>> Begin
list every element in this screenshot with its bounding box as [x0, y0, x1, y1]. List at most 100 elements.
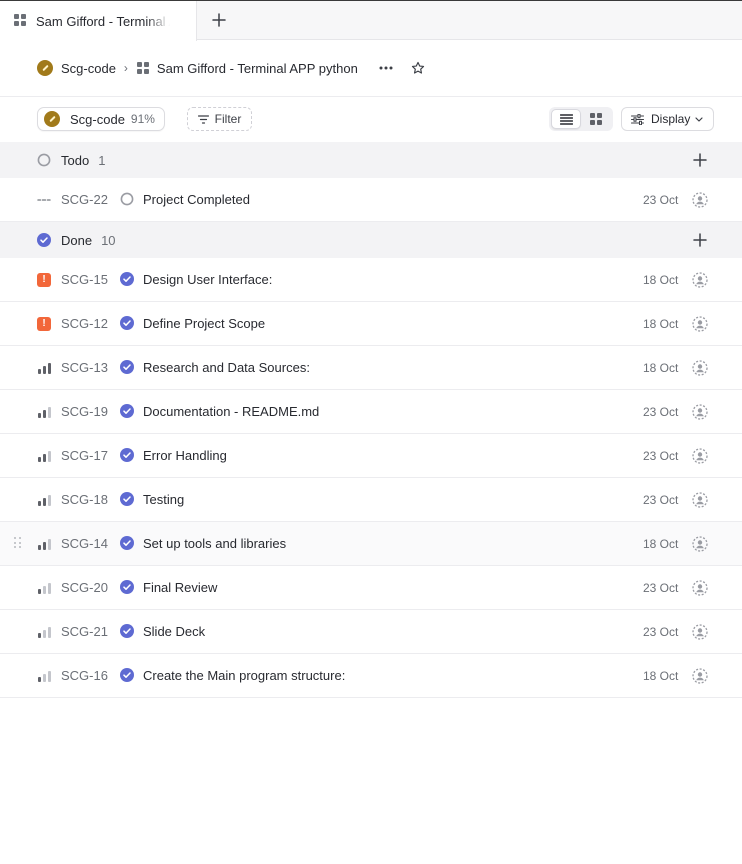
- todo-circle-icon: [37, 153, 51, 167]
- issue-id: SCG-17: [61, 448, 108, 463]
- issue-date: 18 Oct: [643, 317, 679, 331]
- done-check-icon[interactable]: [120, 316, 134, 330]
- assignee-avatar-icon[interactable]: [692, 668, 708, 684]
- favorite-star-icon[interactable]: [408, 58, 428, 78]
- breadcrumb-team-label: Scg-code: [61, 60, 116, 76]
- breadcrumb-chevron-icon: ›: [123, 61, 128, 75]
- assignee-avatar-icon[interactable]: [692, 624, 708, 640]
- view-toolbar: Scg-code 91% Filter Display: [0, 97, 742, 142]
- issue-date: 23 Oct: [643, 581, 679, 595]
- priority-urgent-icon: !: [37, 273, 51, 287]
- sliders-icon: [631, 113, 644, 125]
- issue-title: Project Completed: [143, 192, 250, 207]
- done-check-icon[interactable]: [120, 448, 134, 462]
- issue-id: SCG-21: [61, 624, 108, 639]
- issue-row[interactable]: ! SCG-15 Design User Interface: 18 Oct: [0, 258, 742, 302]
- drag-handle-icon[interactable]: [14, 537, 22, 549]
- group-header-done[interactable]: Done 10: [0, 222, 742, 258]
- assignee-avatar-icon[interactable]: [692, 272, 708, 288]
- assignee-avatar-icon[interactable]: [692, 580, 708, 596]
- team-icon: [37, 60, 53, 76]
- assignee-avatar-icon[interactable]: [692, 536, 708, 552]
- assignee-avatar-icon[interactable]: [692, 360, 708, 376]
- more-options-icon[interactable]: [376, 58, 396, 78]
- list-view-icon[interactable]: [551, 109, 581, 129]
- issue-row[interactable]: SCG-14 Set up tools and libraries 18 Oct: [0, 522, 742, 566]
- team-progress-chip[interactable]: Scg-code 91%: [37, 107, 165, 131]
- board-view-icon[interactable]: [581, 109, 611, 129]
- done-check-icon[interactable]: [120, 492, 134, 506]
- done-check-icon[interactable]: [120, 272, 134, 286]
- priority-button[interactable]: [36, 624, 52, 640]
- display-label: Display: [651, 112, 691, 126]
- issue-date: 23 Oct: [643, 405, 679, 419]
- done-check-icon[interactable]: [120, 580, 134, 594]
- priority-button[interactable]: [36, 192, 52, 208]
- priority-button[interactable]: [36, 580, 52, 596]
- chevron-down-icon: [695, 116, 703, 122]
- issue-row[interactable]: SCG-18 Testing 23 Oct: [0, 478, 742, 522]
- tab-project[interactable]: Sam Gifford - Terminal APP python: [0, 1, 197, 41]
- breadcrumb-team[interactable]: Scg-code: [37, 60, 116, 76]
- filter-label: Filter: [214, 112, 242, 126]
- priority-button[interactable]: [36, 536, 52, 552]
- assignee-avatar-icon[interactable]: [692, 316, 708, 332]
- issue-list: Todo 1 SCG-22 Project Completed 23 Oct Done 10…: [0, 142, 742, 698]
- priority-urgent-icon: !: [37, 317, 51, 331]
- group-name: Done: [61, 232, 93, 248]
- team-icon: [44, 111, 60, 127]
- issue-row[interactable]: SCG-13 Research and Data Sources: 18 Oct: [0, 346, 742, 390]
- issue-row[interactable]: SCG-16 Create the Main program structure:…: [0, 654, 742, 698]
- priority-low-icon: [37, 626, 51, 638]
- issue-id: SCG-13: [61, 360, 108, 375]
- issue-id: SCG-22: [61, 192, 108, 207]
- priority-medium-icon: [37, 538, 51, 550]
- assignee-avatar-icon[interactable]: [692, 192, 708, 208]
- priority-medium-icon: [37, 494, 51, 506]
- priority-low-icon: [37, 670, 51, 682]
- group-count: 1: [98, 152, 106, 168]
- done-check-icon[interactable]: [120, 360, 134, 374]
- done-check-icon: [37, 233, 51, 247]
- assignee-avatar-icon[interactable]: [692, 404, 708, 420]
- priority-button[interactable]: !: [36, 316, 52, 332]
- team-chip-label: Scg-code: [70, 111, 125, 127]
- breadcrumb-project[interactable]: Sam Gifford - Terminal APP python: [136, 61, 358, 76]
- add-issue-plus-icon[interactable]: [690, 150, 710, 170]
- new-tab-plus-icon[interactable]: [209, 10, 229, 30]
- priority-button[interactable]: [36, 668, 52, 684]
- done-check-icon[interactable]: [120, 404, 134, 418]
- project-grid-icon: [136, 62, 149, 74]
- priority-button[interactable]: [36, 404, 52, 420]
- done-check-icon[interactable]: [120, 668, 134, 682]
- issue-date: 18 Oct: [643, 273, 679, 287]
- group-header-todo[interactable]: Todo 1: [0, 142, 742, 178]
- issue-row[interactable]: SCG-21 Slide Deck 23 Oct: [0, 610, 742, 654]
- priority-button[interactable]: [36, 360, 52, 376]
- filter-button[interactable]: Filter: [187, 107, 252, 131]
- done-check-icon[interactable]: [120, 624, 134, 638]
- issue-id: SCG-20: [61, 580, 108, 595]
- issue-date: 18 Oct: [643, 669, 679, 683]
- add-issue-plus-icon[interactable]: [690, 230, 710, 250]
- done-check-icon[interactable]: [120, 536, 134, 550]
- issue-row[interactable]: SCG-17 Error Handling 23 Oct: [0, 434, 742, 478]
- issue-id: SCG-14: [61, 536, 108, 551]
- issue-row[interactable]: SCG-20 Final Review 23 Oct: [0, 566, 742, 610]
- assignee-avatar-icon[interactable]: [692, 448, 708, 464]
- issue-row[interactable]: SCG-22 Project Completed 23 Oct: [0, 178, 742, 222]
- priority-low-icon: [37, 582, 51, 594]
- group-count: 10: [101, 232, 116, 248]
- display-button[interactable]: Display: [621, 107, 714, 131]
- priority-button[interactable]: !: [36, 272, 52, 288]
- project-grid-icon: [14, 13, 26, 29]
- group-name: Todo: [61, 152, 90, 168]
- priority-medium-icon: [37, 406, 51, 418]
- assignee-avatar-icon[interactable]: [692, 492, 708, 508]
- priority-button[interactable]: [36, 448, 52, 464]
- todo-circle-icon[interactable]: [120, 192, 134, 206]
- issue-row[interactable]: SCG-19 Documentation - README.md 23 Oct: [0, 390, 742, 434]
- issue-id: SCG-19: [61, 404, 108, 419]
- priority-button[interactable]: [36, 492, 52, 508]
- issue-row[interactable]: ! SCG-12 Define Project Scope 18 Oct: [0, 302, 742, 346]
>> End
● WRITTEN PROBLEM: Convert each line of the material above into a string in a JSON list, leaving out blank lines and the picture.

● SOLVED EXERCISE:
[
  "list every element in this screenshot with its bounding box as [x0, y0, x1, y1]. List at most 100 elements.",
  "- todo-circle-icon: [37, 153, 51, 167]",
  "- issue-id: SCG-17: [61, 448, 108, 463]",
  "- issue-date: 18 Oct: [643, 317, 679, 331]",
  "- done-check-icon[interactable]: [120, 316, 134, 330]",
  "- assignee-avatar-icon[interactable]: [692, 668, 708, 684]",
  "- favorite-star-icon[interactable]: [408, 58, 428, 78]",
  "- breadcrumb-team-label: Scg-code: [61, 60, 116, 76]",
  "- breadcrumb-chevron-icon: ›: [123, 61, 128, 75]",
  "- assignee-avatar-icon[interactable]: [692, 624, 708, 640]",
  "- view-toolbar: Scg-code 91% Filter Display: [0, 97, 742, 142]",
  "- issue-date: 23 Oct: [643, 581, 679, 595]",
  "- priority-urgent-icon: !: [37, 273, 51, 287]",
  "- sliders-icon: [631, 113, 644, 125]",
  "- issue-title: Project Completed: [143, 192, 250, 207]",
  "- done-check-icon[interactable]: [120, 448, 134, 462]",
  "- issue-id: SCG-21: [61, 624, 108, 639]",
  "- issue-row[interactable]: ! SCG-15 Design User Interface: 18 Oct: [0, 258, 742, 302]",
  "- drag-handle-icon[interactable]: [14, 537, 22, 549]",
  "- group-header-done[interactable]: Done 10: [0, 222, 742, 258]",
  "- assignee-avatar-icon[interactable]: [692, 272, 708, 288]",
  "- assignee-avatar-icon[interactable]: [692, 580, 708, 596]",
  "- team-icon: [37, 60, 53, 76]",
  "- assignee-avatar-icon[interactable]: [692, 536, 708, 552]",
  "- assignee-avatar-icon[interactable]: [692, 360, 708, 376]",
  "- more-options-icon[interactable]: [376, 58, 396, 78]",
  "- list-view-icon[interactable]: [551, 109, 581, 129]",
  "- issue-row[interactable]: SCG-14 Set up tools and libraries 18 Oct: [0, 522, 742, 566]",
  "- team-progress-chip[interactable]: Scg-code 91%: [37, 107, 165, 131]",
  "- board-view-icon[interactable]: [581, 109, 611, 129]",
  "- done-check-icon[interactable]: [120, 492, 134, 506]",
  "- done-check-icon[interactable]: [120, 272, 134, 286]",
  "- priority-button[interactable]: [36, 624, 52, 640]",
  "- display-label: Display: [651, 112, 691, 126]",
  "- issue-date: 23 Oct: [643, 405, 679, 419]",
  "- done-check-icon[interactable]: [120, 580, 134, 594]",
  "- priority-button[interactable]: [36, 192, 52, 208]",
  "- priority-button[interactable]: [36, 580, 52, 596]",
  "- chevron-down-icon: [695, 116, 703, 122]",
  "- issue-row[interactable]: SCG-18 Testing 23 Oct: [0, 478, 742, 522]",
  "- tab-project[interactable]: Sam Gifford - Terminal APP python: [0, 1, 197, 41]",
  "- breadcrumb-team[interactable]: Scg-code: [37, 60, 116, 76]",
  "- filter-label: Filter: [214, 112, 242, 126]",
  "- priority-button[interactable]: [36, 536, 52, 552]",
  "- assignee-avatar-icon[interactable]: [692, 316, 708, 332]",
  "- issue-list: Todo 1 SCG-22 Project Completed 23 Oct Done 10…: [0, 142, 742, 698]",
  "- priority-urgent-icon: !: [37, 317, 51, 331]",
  "- group-name: Done: [61, 232, 93, 248]",
  "- team-icon: [44, 111, 60, 127]",
  "- issue-row[interactable]: SCG-13 Research and Data Sources: 18 Oct: [0, 346, 742, 390]",
  "- issue-row[interactable]: SCG-16 Create the Main program structure:…: [0, 654, 742, 698]",
  "- priority-low-icon: [37, 626, 51, 638]",
  "- issue-id: SCG-13: [61, 360, 108, 375]",
  "- issue-id: SCG-22: [61, 192, 108, 207]",
  "- priority-medium-icon: [37, 538, 51, 550]",
  "- assignee-avatar-icon[interactable]: [692, 192, 708, 208]",
  "- priority-medium-icon: [37, 494, 51, 506]",
  "- priority-low-icon: [37, 670, 51, 682]",
  "- group-count: 1: [98, 152, 106, 168]",
  "- done-check-icon[interactable]: [120, 360, 134, 374]",
  "- done-check-icon: [37, 233, 51, 247]",
  "- assignee-avatar-icon[interactable]: [692, 404, 708, 420]",
  "- priority-button[interactable]: !: [36, 316, 52, 332]",
  "- team-chip-label: Scg-code: [70, 111, 125, 127]",
  "- breadcrumb-project[interactable]: Sam Gifford - Terminal APP python: [136, 61, 358, 76]",
  "- add-issue-plus-icon[interactable]: [690, 150, 710, 170]",
  "- new-tab-plus-icon[interactable]: [209, 10, 229, 30]",
  "- priority-button[interactable]: [36, 668, 52, 684]",
  "- done-check-icon[interactable]: [120, 404, 134, 418]",
  "- project-grid-icon: [136, 62, 149, 74]",
  "- priority-button[interactable]: [36, 404, 52, 420]",
  "- done-check-icon[interactable]: [120, 668, 134, 682]",
  "- issue-date: 18 Oct: [643, 273, 679, 287]",
  "- group-header-todo[interactable]: Todo 1: [0, 142, 742, 178]",
  "- issue-row[interactable]: SCG-21 Slide Deck 23 Oct: [0, 610, 742, 654]",
  "- priority-button[interactable]: [36, 360, 52, 376]",
  "- filter-button[interactable]: Filter: [187, 107, 252, 131]",
  "- done-check-icon[interactable]: [120, 624, 134, 638]",
  "- issue-id: SCG-20: [61, 580, 108, 595]",
  "- issue-date: 18 Oct: [643, 669, 679, 683]",
  "- add-issue-plus-icon[interactable]: [690, 230, 710, 250]",
  "- done-check-icon[interactable]: [120, 536, 134, 550]",
  "- issue-row[interactable]: SCG-17 Error Handling 23 Oct: [0, 434, 742, 478]",
  "- issue-id: SCG-14: [61, 536, 108, 551]",
  "- issue-row[interactable]: SCG-20 Final Review 23 Oct: [0, 566, 742, 610]",
  "- assignee-avatar-icon[interactable]: [692, 448, 708, 464]",
  "- issue-row[interactable]: SCG-22 Project Completed 23 Oct: [0, 178, 742, 222]",
  "- priority-low-icon: [37, 582, 51, 594]",
  "- group-count: 10: [101, 232, 116, 248]",
  "- display-button[interactable]: Display: [621, 107, 714, 131]",
  "- priority-button[interactable]: !: [36, 272, 52, 288]",
  "- project-grid-icon: [14, 13, 26, 29]",
  "- group-name: Todo: [61, 152, 90, 168]",
  "- priority-medium-icon: [37, 406, 51, 418]",
  "- assignee-avatar-icon[interactable]: [692, 492, 708, 508]",
  "- priority-button[interactable]: [36, 448, 52, 464]",
  "- todo-circle-icon[interactable]: [120, 192, 134, 206]",
  "- issue-row[interactable]: SCG-19 Documentation - README.md 23 Oct: [0, 390, 742, 434]",
  "- issue-id: SCG-19: [61, 404, 108, 419]",
  "- priority-button[interactable]: [36, 492, 52, 508]",
  "- issue-row[interactable]: ! SCG-12 Define Project Scope 18 Oct: [0, 302, 742, 346]"
]